* Short exercise
Please format the items as a numbered list, beginning at the first line of the items and stopping after the line that contains "titlebar[interactable]: iClarified —", with both ends included and any blank lines left out.

== == ==

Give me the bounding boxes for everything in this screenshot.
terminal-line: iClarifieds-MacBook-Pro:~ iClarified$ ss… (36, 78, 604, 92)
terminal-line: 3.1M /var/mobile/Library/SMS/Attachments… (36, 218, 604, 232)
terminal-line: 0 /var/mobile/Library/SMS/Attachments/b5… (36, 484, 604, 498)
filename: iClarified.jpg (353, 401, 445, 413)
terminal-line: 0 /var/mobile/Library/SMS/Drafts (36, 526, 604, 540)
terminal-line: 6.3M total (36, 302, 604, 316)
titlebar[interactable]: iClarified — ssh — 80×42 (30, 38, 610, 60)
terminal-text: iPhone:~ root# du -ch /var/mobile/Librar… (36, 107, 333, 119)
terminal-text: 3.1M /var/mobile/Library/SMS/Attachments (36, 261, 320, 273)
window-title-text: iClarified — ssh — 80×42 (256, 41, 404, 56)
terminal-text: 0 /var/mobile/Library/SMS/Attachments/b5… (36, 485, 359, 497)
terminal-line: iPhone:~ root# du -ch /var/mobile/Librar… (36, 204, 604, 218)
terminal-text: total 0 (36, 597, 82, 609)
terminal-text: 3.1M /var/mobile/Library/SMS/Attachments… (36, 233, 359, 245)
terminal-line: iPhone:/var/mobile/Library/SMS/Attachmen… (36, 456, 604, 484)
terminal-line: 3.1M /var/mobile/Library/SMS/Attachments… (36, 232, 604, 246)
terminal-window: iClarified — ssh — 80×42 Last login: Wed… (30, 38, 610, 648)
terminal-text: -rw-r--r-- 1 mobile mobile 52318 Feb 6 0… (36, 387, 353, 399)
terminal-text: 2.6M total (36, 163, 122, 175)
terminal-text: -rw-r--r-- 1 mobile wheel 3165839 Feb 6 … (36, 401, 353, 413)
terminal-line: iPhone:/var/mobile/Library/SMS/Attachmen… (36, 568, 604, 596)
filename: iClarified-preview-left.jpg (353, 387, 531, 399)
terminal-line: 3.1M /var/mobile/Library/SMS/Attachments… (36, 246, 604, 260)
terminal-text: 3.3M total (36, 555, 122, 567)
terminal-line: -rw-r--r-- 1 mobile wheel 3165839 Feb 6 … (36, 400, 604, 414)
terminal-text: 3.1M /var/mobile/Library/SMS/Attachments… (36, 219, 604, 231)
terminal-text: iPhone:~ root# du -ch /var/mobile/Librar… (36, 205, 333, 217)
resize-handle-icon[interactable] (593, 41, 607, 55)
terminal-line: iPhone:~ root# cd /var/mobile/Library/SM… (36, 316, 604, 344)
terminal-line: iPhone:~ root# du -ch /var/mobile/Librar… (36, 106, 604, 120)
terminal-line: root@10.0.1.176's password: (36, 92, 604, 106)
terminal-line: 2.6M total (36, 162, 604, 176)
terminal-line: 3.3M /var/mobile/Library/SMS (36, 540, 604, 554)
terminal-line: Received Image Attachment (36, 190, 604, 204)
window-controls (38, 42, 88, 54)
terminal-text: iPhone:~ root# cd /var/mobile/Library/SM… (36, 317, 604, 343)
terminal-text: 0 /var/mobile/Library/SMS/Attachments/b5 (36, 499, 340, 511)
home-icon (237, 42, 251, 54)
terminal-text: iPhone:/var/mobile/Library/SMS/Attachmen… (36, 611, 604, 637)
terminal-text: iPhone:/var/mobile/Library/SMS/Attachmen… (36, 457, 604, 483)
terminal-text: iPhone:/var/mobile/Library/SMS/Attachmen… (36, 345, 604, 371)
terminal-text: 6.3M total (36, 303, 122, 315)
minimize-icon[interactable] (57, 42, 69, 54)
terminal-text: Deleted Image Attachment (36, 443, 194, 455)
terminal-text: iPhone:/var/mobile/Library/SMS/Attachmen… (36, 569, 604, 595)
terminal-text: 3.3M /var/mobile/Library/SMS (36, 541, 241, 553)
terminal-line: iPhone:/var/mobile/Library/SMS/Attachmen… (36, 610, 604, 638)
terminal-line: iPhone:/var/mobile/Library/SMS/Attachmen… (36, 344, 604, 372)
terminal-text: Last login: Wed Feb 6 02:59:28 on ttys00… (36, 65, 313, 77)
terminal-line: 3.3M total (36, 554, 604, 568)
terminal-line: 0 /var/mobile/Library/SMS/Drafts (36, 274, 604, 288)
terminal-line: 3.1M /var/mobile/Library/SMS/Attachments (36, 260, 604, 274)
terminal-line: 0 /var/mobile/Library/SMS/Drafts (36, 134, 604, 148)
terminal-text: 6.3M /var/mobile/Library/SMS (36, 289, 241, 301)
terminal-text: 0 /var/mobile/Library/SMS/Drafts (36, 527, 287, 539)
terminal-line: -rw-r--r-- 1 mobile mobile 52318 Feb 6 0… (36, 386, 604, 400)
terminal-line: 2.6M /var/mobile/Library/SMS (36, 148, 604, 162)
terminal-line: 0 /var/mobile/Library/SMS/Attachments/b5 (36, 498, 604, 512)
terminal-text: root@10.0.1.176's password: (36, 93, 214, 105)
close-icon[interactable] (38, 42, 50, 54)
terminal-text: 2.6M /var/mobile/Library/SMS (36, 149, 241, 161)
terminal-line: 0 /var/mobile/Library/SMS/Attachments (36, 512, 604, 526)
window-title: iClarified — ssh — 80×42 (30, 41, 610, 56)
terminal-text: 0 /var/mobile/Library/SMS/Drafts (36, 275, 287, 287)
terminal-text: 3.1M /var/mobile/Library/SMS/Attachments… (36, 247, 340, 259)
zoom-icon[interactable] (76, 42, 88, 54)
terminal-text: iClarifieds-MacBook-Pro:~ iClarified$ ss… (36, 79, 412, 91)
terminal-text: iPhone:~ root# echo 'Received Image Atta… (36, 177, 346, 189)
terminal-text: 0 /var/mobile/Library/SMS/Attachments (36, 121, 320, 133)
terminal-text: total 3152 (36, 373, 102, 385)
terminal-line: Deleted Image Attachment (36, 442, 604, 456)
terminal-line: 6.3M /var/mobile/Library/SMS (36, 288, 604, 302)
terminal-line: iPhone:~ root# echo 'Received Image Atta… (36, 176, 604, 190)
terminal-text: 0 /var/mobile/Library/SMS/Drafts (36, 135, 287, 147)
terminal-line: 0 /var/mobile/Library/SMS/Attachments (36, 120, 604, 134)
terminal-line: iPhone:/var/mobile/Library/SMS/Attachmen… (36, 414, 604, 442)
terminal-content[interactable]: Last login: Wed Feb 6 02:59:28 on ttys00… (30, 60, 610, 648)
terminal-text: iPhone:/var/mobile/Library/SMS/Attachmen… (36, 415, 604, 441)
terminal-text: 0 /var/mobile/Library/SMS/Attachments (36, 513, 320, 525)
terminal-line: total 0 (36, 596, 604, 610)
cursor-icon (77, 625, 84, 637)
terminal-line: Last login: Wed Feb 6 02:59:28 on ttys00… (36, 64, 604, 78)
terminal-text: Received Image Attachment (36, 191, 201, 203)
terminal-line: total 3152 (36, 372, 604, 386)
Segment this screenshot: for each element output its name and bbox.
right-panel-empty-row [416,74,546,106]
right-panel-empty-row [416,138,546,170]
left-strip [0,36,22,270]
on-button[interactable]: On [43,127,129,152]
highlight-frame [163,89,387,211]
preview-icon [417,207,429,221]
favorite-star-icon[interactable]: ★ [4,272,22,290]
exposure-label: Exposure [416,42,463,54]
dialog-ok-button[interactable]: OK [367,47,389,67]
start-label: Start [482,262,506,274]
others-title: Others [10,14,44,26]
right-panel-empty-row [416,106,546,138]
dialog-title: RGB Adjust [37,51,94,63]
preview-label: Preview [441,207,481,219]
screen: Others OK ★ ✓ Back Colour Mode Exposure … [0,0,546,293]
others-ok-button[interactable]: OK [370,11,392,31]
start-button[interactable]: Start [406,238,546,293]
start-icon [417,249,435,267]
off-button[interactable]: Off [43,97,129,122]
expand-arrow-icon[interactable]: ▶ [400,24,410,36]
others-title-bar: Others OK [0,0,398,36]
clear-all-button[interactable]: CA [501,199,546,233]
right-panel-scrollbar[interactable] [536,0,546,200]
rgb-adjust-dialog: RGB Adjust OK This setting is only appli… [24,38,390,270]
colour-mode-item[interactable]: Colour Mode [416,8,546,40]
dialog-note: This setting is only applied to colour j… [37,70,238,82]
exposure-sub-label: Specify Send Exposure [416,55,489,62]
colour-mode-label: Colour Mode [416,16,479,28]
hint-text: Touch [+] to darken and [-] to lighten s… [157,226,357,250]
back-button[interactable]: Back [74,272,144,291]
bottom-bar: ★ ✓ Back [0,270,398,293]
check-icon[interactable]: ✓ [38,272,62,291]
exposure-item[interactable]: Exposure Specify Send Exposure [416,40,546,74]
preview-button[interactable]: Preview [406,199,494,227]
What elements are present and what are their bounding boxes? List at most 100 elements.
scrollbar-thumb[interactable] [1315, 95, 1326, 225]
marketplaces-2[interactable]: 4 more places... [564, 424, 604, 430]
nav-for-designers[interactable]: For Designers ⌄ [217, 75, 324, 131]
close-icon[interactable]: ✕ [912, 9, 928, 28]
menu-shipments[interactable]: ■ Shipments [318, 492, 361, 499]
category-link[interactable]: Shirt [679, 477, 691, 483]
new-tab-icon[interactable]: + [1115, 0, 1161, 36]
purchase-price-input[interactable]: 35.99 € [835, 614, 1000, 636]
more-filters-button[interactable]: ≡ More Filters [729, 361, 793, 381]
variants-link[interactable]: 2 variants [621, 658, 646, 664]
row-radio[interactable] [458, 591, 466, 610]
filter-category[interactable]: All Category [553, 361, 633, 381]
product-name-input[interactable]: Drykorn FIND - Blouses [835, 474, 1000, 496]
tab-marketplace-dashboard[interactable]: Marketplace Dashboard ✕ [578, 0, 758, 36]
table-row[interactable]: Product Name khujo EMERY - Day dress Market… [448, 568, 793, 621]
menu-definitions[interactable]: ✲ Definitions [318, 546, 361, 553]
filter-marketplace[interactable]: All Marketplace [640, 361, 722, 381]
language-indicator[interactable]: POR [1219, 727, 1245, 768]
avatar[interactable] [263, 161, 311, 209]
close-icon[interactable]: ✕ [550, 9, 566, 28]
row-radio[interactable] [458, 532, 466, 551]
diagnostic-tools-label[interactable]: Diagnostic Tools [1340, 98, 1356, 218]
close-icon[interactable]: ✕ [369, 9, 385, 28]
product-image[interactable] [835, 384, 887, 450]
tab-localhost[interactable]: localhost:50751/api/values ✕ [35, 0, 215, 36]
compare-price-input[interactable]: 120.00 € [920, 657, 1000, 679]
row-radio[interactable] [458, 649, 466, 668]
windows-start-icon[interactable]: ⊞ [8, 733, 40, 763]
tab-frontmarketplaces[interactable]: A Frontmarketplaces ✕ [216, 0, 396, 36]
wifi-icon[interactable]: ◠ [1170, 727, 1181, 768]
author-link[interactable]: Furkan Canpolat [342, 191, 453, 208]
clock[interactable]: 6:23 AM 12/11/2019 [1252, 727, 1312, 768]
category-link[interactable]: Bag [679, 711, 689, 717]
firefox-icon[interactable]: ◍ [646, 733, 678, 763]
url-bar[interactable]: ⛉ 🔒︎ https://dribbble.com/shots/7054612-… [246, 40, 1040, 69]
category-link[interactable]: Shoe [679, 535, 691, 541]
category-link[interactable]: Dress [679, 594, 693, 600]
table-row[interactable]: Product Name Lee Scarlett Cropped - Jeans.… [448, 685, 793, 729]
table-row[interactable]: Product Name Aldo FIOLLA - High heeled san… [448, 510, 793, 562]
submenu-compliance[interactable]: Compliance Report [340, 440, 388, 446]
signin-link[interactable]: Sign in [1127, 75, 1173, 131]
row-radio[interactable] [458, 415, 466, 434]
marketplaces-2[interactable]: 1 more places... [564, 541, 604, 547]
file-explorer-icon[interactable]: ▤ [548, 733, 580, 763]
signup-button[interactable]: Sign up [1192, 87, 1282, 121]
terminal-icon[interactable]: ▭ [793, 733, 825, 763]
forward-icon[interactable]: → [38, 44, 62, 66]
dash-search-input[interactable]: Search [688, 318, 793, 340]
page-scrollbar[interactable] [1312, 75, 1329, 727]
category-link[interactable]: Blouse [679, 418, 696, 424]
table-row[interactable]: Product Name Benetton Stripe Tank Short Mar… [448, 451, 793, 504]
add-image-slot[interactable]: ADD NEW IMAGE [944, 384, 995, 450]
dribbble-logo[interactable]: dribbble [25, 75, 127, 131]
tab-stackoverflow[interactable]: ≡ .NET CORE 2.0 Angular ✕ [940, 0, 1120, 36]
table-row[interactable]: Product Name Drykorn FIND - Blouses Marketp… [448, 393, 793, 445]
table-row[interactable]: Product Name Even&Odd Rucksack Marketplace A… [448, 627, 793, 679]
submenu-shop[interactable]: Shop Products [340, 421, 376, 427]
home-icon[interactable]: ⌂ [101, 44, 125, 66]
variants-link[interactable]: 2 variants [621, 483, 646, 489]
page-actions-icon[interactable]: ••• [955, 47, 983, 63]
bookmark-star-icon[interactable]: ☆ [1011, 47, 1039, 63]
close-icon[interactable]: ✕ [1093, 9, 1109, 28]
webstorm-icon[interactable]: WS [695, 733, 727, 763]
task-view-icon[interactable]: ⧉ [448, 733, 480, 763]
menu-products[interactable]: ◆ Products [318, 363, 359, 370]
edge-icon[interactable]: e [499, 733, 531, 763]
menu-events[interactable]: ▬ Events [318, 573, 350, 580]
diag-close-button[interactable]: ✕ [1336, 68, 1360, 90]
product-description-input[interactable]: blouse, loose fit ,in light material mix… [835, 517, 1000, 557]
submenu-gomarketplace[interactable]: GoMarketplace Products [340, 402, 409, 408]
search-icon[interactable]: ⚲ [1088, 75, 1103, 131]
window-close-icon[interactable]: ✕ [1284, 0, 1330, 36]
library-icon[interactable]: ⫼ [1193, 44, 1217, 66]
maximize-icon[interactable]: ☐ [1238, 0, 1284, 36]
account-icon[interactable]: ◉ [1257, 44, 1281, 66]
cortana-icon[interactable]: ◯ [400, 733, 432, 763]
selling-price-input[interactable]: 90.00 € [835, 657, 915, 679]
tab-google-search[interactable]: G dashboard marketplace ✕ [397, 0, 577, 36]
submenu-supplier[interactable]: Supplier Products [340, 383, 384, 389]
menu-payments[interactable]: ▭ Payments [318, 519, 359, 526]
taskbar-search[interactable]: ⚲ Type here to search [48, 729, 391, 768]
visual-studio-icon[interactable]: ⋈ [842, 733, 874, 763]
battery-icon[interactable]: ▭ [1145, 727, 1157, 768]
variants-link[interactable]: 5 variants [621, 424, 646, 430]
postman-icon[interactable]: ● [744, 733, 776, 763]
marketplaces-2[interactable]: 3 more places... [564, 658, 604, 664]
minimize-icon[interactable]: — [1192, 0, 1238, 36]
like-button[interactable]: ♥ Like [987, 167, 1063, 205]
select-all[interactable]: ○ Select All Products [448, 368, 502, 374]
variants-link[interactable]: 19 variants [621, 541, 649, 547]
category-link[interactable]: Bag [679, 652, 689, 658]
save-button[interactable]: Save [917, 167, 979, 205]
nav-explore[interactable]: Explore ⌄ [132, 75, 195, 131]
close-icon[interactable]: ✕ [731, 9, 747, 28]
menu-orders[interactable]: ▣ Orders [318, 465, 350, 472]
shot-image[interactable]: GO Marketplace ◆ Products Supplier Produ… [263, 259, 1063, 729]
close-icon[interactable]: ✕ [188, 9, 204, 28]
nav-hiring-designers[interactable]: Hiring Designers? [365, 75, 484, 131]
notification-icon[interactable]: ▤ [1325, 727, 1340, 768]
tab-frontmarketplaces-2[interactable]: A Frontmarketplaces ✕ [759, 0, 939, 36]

== == ==

* Final result
1. Give me the bounding boxes for everything in this screenshot.
2. terminal-line: iClarifieds-MacBook-Pro:~ iClarified$ ss… (36, 78, 604, 92)
3. terminal-line: 3.1M /var/mobile/Library/SMS/Attachments… (36, 218, 604, 232)
4. terminal-line: 0 /var/mobile/Library/SMS/Attachments/b5… (36, 484, 604, 498)
5. filename: iClarified.jpg (353, 401, 445, 413)
6. terminal-line: 0 /var/mobile/Library/SMS/Drafts (36, 526, 604, 540)
7. terminal-line: 6.3M total (36, 302, 604, 316)
8. titlebar[interactable]: iClarified — ssh — 80×42 (30, 38, 610, 60)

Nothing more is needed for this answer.